Goal of the exercise: Below is a block of records; repeat each one exactly.

Extracted entries:
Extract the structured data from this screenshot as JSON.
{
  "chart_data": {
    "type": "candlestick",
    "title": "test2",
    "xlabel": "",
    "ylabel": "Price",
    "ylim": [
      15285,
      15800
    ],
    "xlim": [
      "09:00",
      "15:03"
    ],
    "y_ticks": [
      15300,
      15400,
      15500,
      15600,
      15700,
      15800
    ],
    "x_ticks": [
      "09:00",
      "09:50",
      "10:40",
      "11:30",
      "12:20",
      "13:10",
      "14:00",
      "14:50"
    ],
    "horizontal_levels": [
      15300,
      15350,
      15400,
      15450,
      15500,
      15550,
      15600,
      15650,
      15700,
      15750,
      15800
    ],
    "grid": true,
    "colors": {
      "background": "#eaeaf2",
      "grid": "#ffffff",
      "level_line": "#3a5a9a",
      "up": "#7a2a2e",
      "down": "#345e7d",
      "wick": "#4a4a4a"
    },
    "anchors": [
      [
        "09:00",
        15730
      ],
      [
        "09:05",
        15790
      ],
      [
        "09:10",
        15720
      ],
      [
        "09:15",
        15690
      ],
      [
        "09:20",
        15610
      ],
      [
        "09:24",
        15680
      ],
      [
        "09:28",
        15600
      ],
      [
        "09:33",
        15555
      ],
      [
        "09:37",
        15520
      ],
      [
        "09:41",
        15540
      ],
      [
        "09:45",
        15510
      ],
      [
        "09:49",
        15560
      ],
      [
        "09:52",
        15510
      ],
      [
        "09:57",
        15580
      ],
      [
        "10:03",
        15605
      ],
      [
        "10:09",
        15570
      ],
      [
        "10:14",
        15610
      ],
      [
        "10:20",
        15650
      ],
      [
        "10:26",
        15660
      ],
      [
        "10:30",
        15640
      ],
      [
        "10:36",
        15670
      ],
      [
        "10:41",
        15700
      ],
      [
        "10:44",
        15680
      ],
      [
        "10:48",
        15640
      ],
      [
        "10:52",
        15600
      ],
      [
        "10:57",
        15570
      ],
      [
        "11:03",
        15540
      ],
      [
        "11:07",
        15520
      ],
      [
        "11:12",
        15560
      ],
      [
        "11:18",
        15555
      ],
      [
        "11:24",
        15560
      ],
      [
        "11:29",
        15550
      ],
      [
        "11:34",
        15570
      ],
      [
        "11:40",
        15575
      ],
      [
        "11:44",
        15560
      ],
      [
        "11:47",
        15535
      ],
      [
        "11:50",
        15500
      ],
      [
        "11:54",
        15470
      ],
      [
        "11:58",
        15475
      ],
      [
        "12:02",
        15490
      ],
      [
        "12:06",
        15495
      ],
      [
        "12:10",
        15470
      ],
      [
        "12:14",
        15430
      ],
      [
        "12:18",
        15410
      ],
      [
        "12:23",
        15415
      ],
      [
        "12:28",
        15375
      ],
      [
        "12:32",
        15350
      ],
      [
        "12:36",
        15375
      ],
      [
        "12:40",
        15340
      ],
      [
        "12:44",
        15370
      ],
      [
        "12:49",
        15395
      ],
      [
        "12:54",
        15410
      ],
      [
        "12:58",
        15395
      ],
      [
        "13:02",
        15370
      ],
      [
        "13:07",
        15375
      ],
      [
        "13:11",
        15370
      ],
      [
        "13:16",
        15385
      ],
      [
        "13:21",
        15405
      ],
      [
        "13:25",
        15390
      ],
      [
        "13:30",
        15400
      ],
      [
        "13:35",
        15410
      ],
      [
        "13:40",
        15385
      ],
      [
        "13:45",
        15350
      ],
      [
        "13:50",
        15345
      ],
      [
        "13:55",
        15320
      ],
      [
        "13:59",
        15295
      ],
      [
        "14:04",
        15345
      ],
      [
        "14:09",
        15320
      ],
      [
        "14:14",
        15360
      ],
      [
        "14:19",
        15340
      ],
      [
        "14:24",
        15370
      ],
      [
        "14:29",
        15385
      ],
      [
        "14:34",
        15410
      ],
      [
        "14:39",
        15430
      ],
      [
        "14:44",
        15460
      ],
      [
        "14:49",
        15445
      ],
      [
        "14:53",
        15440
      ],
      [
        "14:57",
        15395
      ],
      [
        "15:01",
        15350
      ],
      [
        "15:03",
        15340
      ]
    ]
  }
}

Answer to the exercise:
Extract the structured data from this screenshot as JSON.
{
  "chart_data": {
    "type": "candlestick",
    "title": "test2",
    "xlabel": "",
    "ylabel": "Price",
    "ylim": [
      15285,
      15800
    ],
    "xlim": [
      "09:00",
      "15:03"
    ],
    "y_ticks": [
      15300,
      15400,
      15500,
      15600,
      15700,
      15800
    ],
    "x_ticks": [
      "09:00",
      "09:50",
      "10:40",
      "11:30",
      "12:20",
      "13:10",
      "14:00",
      "14:50"
    ],
    "horizontal_levels": [
      15300,
      15350,
      15400,
      15450,
      15500,
      15550,
      15600,
      15650,
      15700,
      15750,
      15800
    ],
    "grid": true,
    "colors": {
      "background": "#eaeaf2",
      "grid": "#ffffff",
      "level_line": "#3a5a9a",
      "up": "#7a2a2e",
      "down": "#345e7d",
      "wick": "#4a4a4a"
    },
    "anchors": [
      [
        "09:00",
        15730
      ],
      [
        "09:05",
        15790
      ],
      [
        "09:10",
        15720
      ],
      [
        "09:15",
        15690
      ],
      [
        "09:20",
        15610
      ],
      [
        "09:24",
        15680
      ],
      [
        "09:28",
        15600
      ],
      [
        "09:33",
        15555
      ],
      [
        "09:37",
        15520
      ],
      [
        "09:41",
        15540
      ],
      [
        "09:45",
        15510
      ],
      [
        "09:49",
        15560
      ],
      [
        "09:52",
        15510
      ],
      [
        "09:57",
        15580
      ],
      [
        "10:03",
        15605
      ],
      [
        "10:09",
        15570
      ],
      [
        "10:14",
        15610
      ],
      [
        "10:20",
        15650
      ],
      [
        "10:26",
        15660
      ],
      [
        "10:30",
        15640
      ],
      [
        "10:36",
        15670
      ],
      [
        "10:41",
        15700
      ],
      [
        "10:44",
        15680
      ],
      [
        "10:48",
        15640
      ],
      [
        "10:52",
        15600
      ],
      [
        "10:57",
        15570
      ],
      [
        "11:03",
        15540
      ],
      [
        "11:07",
        15520
      ],
      [
        "11:12",
        15560
      ],
      [
        "11:18",
        15555
      ],
      [
        "11:24",
        15560
      ],
      [
        "11:29",
        15550
      ],
      [
        "11:34",
        15570
      ],
      [
        "11:40",
        15575
      ],
      [
        "11:44",
        15560
      ],
      [
        "11:47",
        15535
      ],
      [
        "11:50",
        15500
      ],
      [
        "11:54",
        15470
      ],
      [
        "11:58",
        15475
      ],
      [
        "12:02",
        15490
      ],
      [
        "12:06",
        15495
      ],
      [
        "12:10",
        15470
      ],
      [
        "12:14",
        15430
      ],
      [
        "12:18",
        15410
      ],
      [
        "12:23",
        15415
      ],
      [
        "12:28",
        15375
      ],
      [
        "12:32",
        15350
      ],
      [
        "12:36",
        15375
      ],
      [
        "12:40",
        15340
      ],
      [
        "12:44",
        15370
      ],
      [
        "12:49",
        15395
      ],
      [
        "12:54",
        15410
      ],
      [
        "12:58",
        15395
      ],
      [
        "13:02",
        15370
      ],
      [
        "13:07",
        15375
      ],
      [
        "13:11",
        15370
      ],
      [
        "13:16",
        15385
      ],
      [
        "13:21",
        15405
      ],
      [
        "13:25",
        15390
      ],
      [
        "13:30",
        15400
      ],
      [
        "13:35",
        15410
      ],
      [
        "13:40",
        15385
      ],
      [
        "13:45",
        15350
      ],
      [
        "13:50",
        15345
      ],
      [
        "13:55",
        15320
      ],
      [
        "13:59",
        15295
      ],
      [
        "14:04",
        15345
      ],
      [
        "14:09",
        15320
      ],
      [
        "14:14",
        15360
      ],
      [
        "14:19",
        15340
      ],
      [
        "14:24",
        15370
      ],
      [
        "14:29",
        15385
      ],
      [
        "14:34",
        15410
      ],
      [
        "14:39",
        15430
      ],
      [
        "14:44",
        15460
      ],
      [
        "14:49",
        15445
      ],
      [
        "14:53",
        15440
      ],
      [
        "14:57",
        15395
      ],
      [
        "15:01",
        15350
      ],
      [
        "15:03",
        15340
      ]
    ]
  }
}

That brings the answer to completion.